*STATED EXERCISE*: Reproduce every line of the records below verbatim, omitting the pictures.

*THE INPUT*:
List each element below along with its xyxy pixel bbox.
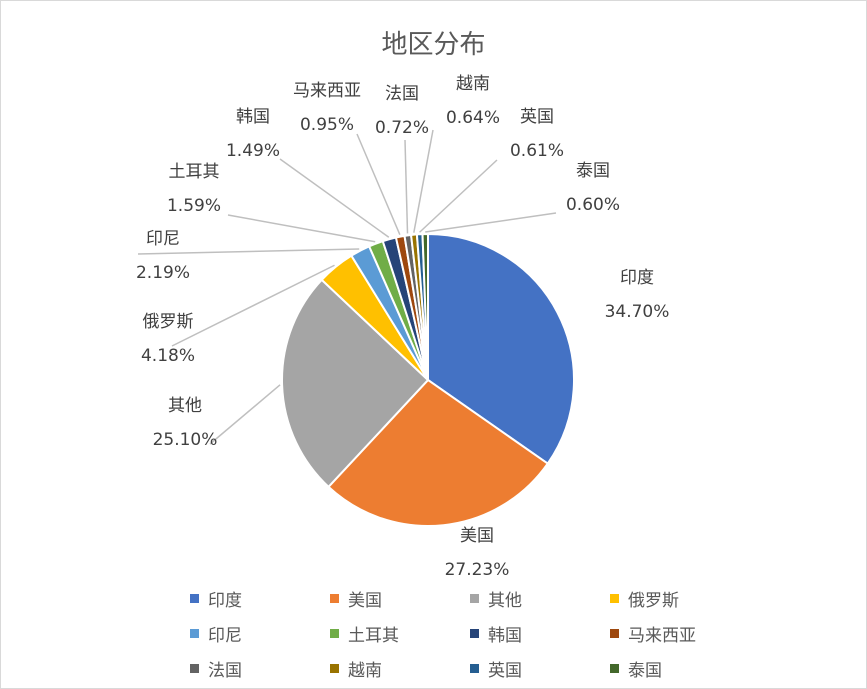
data-label-percent-0: 34.70% [605,302,670,322]
legend-item-3: 俄罗斯 [610,586,750,611]
legend-item-1: 美国 [330,586,470,611]
data-label-category-3: 俄罗斯 [143,312,194,332]
data-label-percent-4: 2.19% [136,263,190,283]
legend-item-9: 越南 [330,656,470,681]
legend-swatch [330,628,339,638]
data-label-percent-8: 0.72% [375,118,429,138]
leader-line-3 [171,264,335,347]
leader-line-5 [227,214,376,243]
legend-label: 印度 [208,590,242,611]
leader-line-10 [419,159,498,233]
legend: 印度 美国 其他 俄罗斯印尼 土耳其 韩国 马来西亚法国 越南 英国 泰国 [190,586,750,681]
data-label-percent-2: 25.10% [153,430,218,450]
data-label-category-4: 印尼 [146,229,180,249]
data-label-percent-11: 0.60% [566,195,620,215]
legend-swatch [470,663,479,673]
data-label-percent-6: 1.49% [226,141,280,161]
leader-line-6 [279,158,390,238]
legend-label: 马来西亚 [628,625,696,646]
legend-label: 土耳其 [348,625,399,646]
legend-swatch [330,593,339,603]
legend-swatch [190,628,199,638]
legend-item-11: 泰国 [610,656,750,681]
leader-line-2 [209,384,281,445]
data-label-percent-1: 27.23% [445,560,510,580]
data-label-percent-7: 0.95% [300,115,354,135]
data-label-category-1: 美国 [460,526,494,546]
legend-swatch [610,628,619,638]
legend-label: 美国 [348,590,382,611]
legend-label: 其他 [488,590,522,611]
data-label-category-8: 法国 [385,84,419,104]
legend-swatch [610,663,619,673]
legend-label: 泰国 [628,660,662,681]
data-label-percent-5: 1.59% [167,196,221,216]
leader-line-4 [137,248,360,255]
legend-swatch [330,663,339,673]
pie-slice-1 [327,378,550,527]
pie-slice-0 [427,232,575,465]
data-label-category-5: 土耳其 [169,162,220,182]
data-label-category-6: 韩国 [236,107,270,127]
legend-item-7: 马来西亚 [610,621,750,646]
legend-label: 俄罗斯 [628,590,679,611]
legend-swatch [470,628,479,638]
leader-line-7 [356,133,401,235]
data-label-category-0: 印度 [620,268,654,288]
legend-label: 英国 [488,660,522,681]
data-label-category-9: 越南 [456,74,490,94]
legend-swatch [190,593,199,603]
data-label-category-7: 马来西亚 [293,81,361,101]
legend-item-0: 印度 [190,586,330,611]
chart-title: 地区分布 [381,30,486,60]
legend-item-5: 土耳其 [330,621,470,646]
data-label-category-11: 泰国 [576,161,610,181]
leader-line-11 [425,212,557,233]
legend-item-2: 其他 [470,586,610,611]
legend-swatch [470,593,479,603]
pie-slice-2 [281,278,430,489]
leader-line-9 [413,129,434,233]
data-label-percent-3: 4.18% [141,346,195,366]
legend-label: 韩国 [488,625,522,646]
legend-swatch [190,663,199,673]
data-label-category-2: 其他 [168,396,202,416]
pie-slice-11 [421,232,429,381]
data-label-percent-9: 0.64% [446,108,500,128]
legend-item-4: 印尼 [190,621,330,646]
legend-item-10: 英国 [470,656,610,681]
data-label-percent-10: 0.61% [510,141,564,161]
legend-label: 越南 [348,660,382,681]
data-label-category-10: 英国 [520,107,554,127]
leader-line-8 [404,139,409,234]
legend-item-8: 法国 [190,656,330,681]
legend-swatch [610,593,619,603]
legend-label: 印尼 [208,625,242,646]
legend-item-6: 韩国 [470,621,610,646]
legend-label: 法国 [208,660,242,681]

*COMPLETE RESPONSE*:
List each element below along with its xyxy pixel bbox.
data-label-percent-0: 34.70% [605,302,670,322]
legend-item-3: 俄罗斯 [610,586,750,611]
legend-item-1: 美国 [330,586,470,611]
data-label-category-3: 俄罗斯 [143,312,194,332]
data-label-percent-4: 2.19% [136,263,190,283]
legend-item-9: 越南 [330,656,470,681]
legend-swatch [330,628,339,638]
data-label-percent-8: 0.72% [375,118,429,138]
leader-line-3 [171,264,335,347]
leader-line-5 [227,214,376,243]
legend-label: 印度 [208,590,242,611]
leader-line-10 [419,159,498,233]
legend: 印度 美国 其他 俄罗斯印尼 土耳其 韩国 马来西亚法国 越南 英国 泰国 [190,586,750,681]
data-label-percent-2: 25.10% [153,430,218,450]
data-label-category-4: 印尼 [146,229,180,249]
data-label-percent-11: 0.60% [566,195,620,215]
legend-swatch [470,663,479,673]
data-label-percent-6: 1.49% [226,141,280,161]
leader-line-6 [279,158,390,238]
legend-label: 马来西亚 [628,625,696,646]
legend-label: 土耳其 [348,625,399,646]
legend-swatch [330,593,339,603]
legend-swatch [190,628,199,638]
legend-item-11: 泰国 [610,656,750,681]
leader-line-2 [209,384,281,445]
data-label-percent-1: 27.23% [445,560,510,580]
data-label-percent-7: 0.95% [300,115,354,135]
data-label-category-1: 美国 [460,526,494,546]
legend-swatch [610,628,619,638]
legend-label: 美国 [348,590,382,611]
legend-label: 其他 [488,590,522,611]
data-label-category-8: 法国 [385,84,419,104]
legend-swatch [610,663,619,673]
legend-label: 泰国 [628,660,662,681]
data-label-percent-5: 1.59% [167,196,221,216]
leader-line-4 [137,248,360,255]
legend-swatch [330,663,339,673]
pie-slice-1 [327,378,550,527]
pie-slice-0 [427,232,575,465]
data-label-category-5: 土耳其 [169,162,220,182]
data-label-category-6: 韩国 [236,107,270,127]
legend-item-7: 马来西亚 [610,621,750,646]
legend-label: 俄罗斯 [628,590,679,611]
legend-swatch [470,628,479,638]
leader-line-7 [356,133,401,235]
data-label-category-0: 印度 [620,268,654,288]
legend-label: 英国 [488,660,522,681]
data-label-category-9: 越南 [456,74,490,94]
legend-swatch [190,593,199,603]
data-label-category-7: 马来西亚 [293,81,361,101]
legend-item-0: 印度 [190,586,330,611]
chart-title: 地区分布 [381,30,486,60]
legend-item-5: 土耳其 [330,621,470,646]
data-label-category-11: 泰国 [576,161,610,181]
leader-line-11 [425,212,557,233]
legend-item-2: 其他 [470,586,610,611]
legend-swatch [470,593,479,603]
pie-slice-2 [281,278,430,489]
leader-line-9 [413,129,434,233]
data-label-percent-3: 4.18% [141,346,195,366]
legend-label: 韩国 [488,625,522,646]
legend-swatch [190,663,199,673]
data-label-category-2: 其他 [168,396,202,416]
pie-slice-11 [421,232,429,381]
data-label-percent-9: 0.64% [446,108,500,128]
legend-item-4: 印尼 [190,621,330,646]
legend-item-10: 英国 [470,656,610,681]
data-label-percent-10: 0.61% [510,141,564,161]
legend-label: 越南 [348,660,382,681]
data-label-category-10: 英国 [520,107,554,127]
leader-line-8 [404,139,409,234]
legend-item-8: 法国 [190,656,330,681]
legend-swatch [610,593,619,603]
legend-label: 印尼 [208,625,242,646]
legend-item-6: 韩国 [470,621,610,646]
legend-label: 法国 [208,660,242,681]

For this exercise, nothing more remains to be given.